What you need to do
Go through the listing below and list every line with "财务费用".

Information supplied

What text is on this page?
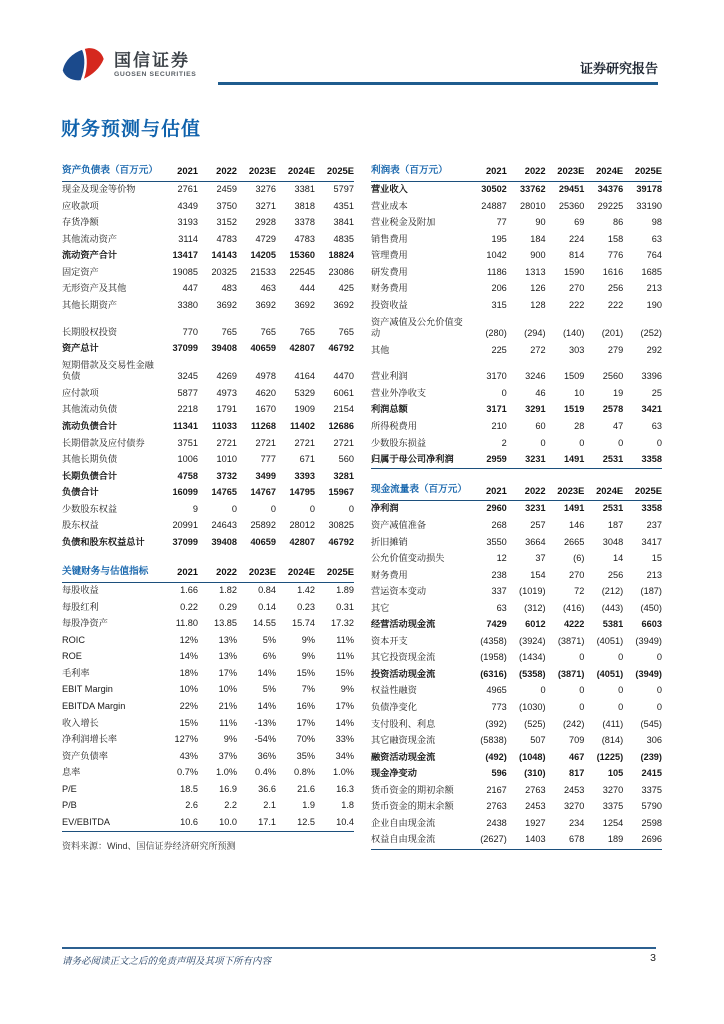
国信证券
GUOSEN SECURITIES	证券研究报告
财务预测与估值
资产负债表（百万元）	2021	2022	2023E	2024E	2025E
现金及现金等价物	2761	2459	3276	3381	5797
应收款项	4349	3750	3271	3818	4351
存货净额	3193	3152	2928	3378	3841
其他流动资产	3114	4783	4729	4783	4835
流动资产合计	13417	14143	14205	15360	18824
固定资产	19085	20325	21533	22545	23086
无形资产及其他	447	483	463	444	425
其他长期资产	3380	3692	3692	3692	3692
长期股权投资	770	765	765	765	765
资产总计	37099	39408	40659	42807	46792
短期借款及交易性金融负债	3245	4269	4978	4164	4470
应付款项	5877	4973	4620	5329	6061
其他流动负债	2218	1791	1670	1909	2154
流动负债合计	11341	11033	11268	11402	12686
长期借款及应付债券	3751	2721	2721	2721	2721
其他长期负债	1006	1010	777	671	560
长期负债合计	4758	3732	3499	3393	3281
负债合计	16099	14765	14767	14795	15967
少数股东权益	9	0	0	0	0
股东权益	20991	24643	25892	28012	30825
负债和股东权益总计	37099	39408	40659	42807	46792
关键财务与估值指标	2021	2022	2023E	2024E	2025E
每股收益	1.66	1.82	0.84	1.42	1.89
每股红利	0.22	0.29	0.14	0.23	0.31
每股净资产	11.80	13.85	14.55	15.74	17.32
ROIC	12%	13%	5%	9%	11%
ROE	14%	13%	6%	9%	11%
毛利率	18%	17%	14%	15%	15%
EBIT Margin	10%	10%	5%	7%	9%
EBITDA Margin	22%	21%	14%	16%	17%
收入增长	15%	11%	-13%	17%	14%
净利润增长率	127%	9%	-54%	70%	33%
资产负债率	43%	37%	36%	35%	34%
息率	0.7%	1.0%	0.4%	0.8%	1.0%
P/E	18.5	16.9	36.6	21.6	16.3
P/B	2.6	2.2	2.1	1.9	1.8
EV/EBITDA	10.6	10.0	17.1	12.5	10.4
资料来源：Wind、国信证券经济研究所预测
利润表（百万元）	2021	2022	2023E	2024E	2025E
营业收入	30502	33762	29451	34376	39178
营业成本	24887	28010	25360	29225	33190
营业税金及附加	77	90	69	86	98
销售费用	195	184	224	158	63
管理费用	1042	900	814	776	764
研发费用	1186	1313	1590	1616	1685
财务费用	206	126	270	256	213
投资收益	315	128	222	222	190
资产减值及公允价值变动	(280)	(294)	(140)	(201)	(252)
其他	225	272	303	279	292
营业利润	3170	3246	1509	2560	3396
营业外净收支	0	46	10	19	25
利润总额	3171	3291	1519	2578	3421
所得税费用	210	60	28	47	63
少数股东损益	2	0	0	0	0
归属于母公司净利润	2959	3231	1491	2531	3358
现金流量表（百万元）	2021	2022	2023E	2024E	2025E
净利润	2960	3231	1491	2531	3358
资产减值准备	268	257	146	187	237
折旧摊销	3550	3664	2665	3048	3417
公允价值变动损失	12	37	(6)	14	15
财务费用	238	154	270	256	213
营运资本变动	337	(1019)	72	(212)	(187)
其它	63	(312)	(416)	(443)	(450)
经营活动现金流	7429	6012	4222	5381	6603
资本开支	(4358)	(3924)	(3871)	(4051)	(3949)
其它投资现金流	(1958)	(1434)	0	0	0
投资活动现金流	(6316)	(5358)	(3871)	(4051)	(3949)
权益性融资	4965	0	0	0	0
负债净变化	773	(1030)	0	0	0
支付股利、利息	(392)	(525)	(242)	(411)	(545)
其它融资现金流	(5838)	507	709	(814)	306
融资活动现金流	(492)	(1048)	467	(1225)	(239)
现金净变动	596	(310)	817	105	2415
货币资金的期初余额	2167	2763	2453	3270	3375
货币资金的期末余额	2763	2453	3270	3375	5790
企业自由现金流	2438	1927	234	1254	2598
权益自由现金流	(2627)	1403	678	189	2696
请务必阅读正文之后的免责声明及其项下所有内容	3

Task output
财务费用	206	126	270	256	213
财务费用	238	154	270	256	213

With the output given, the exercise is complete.